● **Your task**
Where a line of the listing below includes the word "Emissions", reproduce that line.

● **Material to process**
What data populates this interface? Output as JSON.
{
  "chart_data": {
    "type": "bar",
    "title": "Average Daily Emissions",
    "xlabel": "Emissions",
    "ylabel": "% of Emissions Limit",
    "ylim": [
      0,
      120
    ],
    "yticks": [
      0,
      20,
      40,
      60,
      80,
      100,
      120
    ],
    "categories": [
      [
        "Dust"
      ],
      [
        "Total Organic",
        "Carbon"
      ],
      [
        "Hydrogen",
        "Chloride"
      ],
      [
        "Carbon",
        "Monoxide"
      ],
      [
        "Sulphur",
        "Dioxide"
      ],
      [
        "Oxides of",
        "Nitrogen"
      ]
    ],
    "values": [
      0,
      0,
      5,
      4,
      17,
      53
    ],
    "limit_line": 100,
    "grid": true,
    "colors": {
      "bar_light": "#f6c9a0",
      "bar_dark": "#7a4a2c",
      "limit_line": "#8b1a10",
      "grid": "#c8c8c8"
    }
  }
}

● **Solution for this task**
    "title": "Average Daily Emissions",
    "xlabel": "Emissions",
    "ylabel": "% of Emissions Limit",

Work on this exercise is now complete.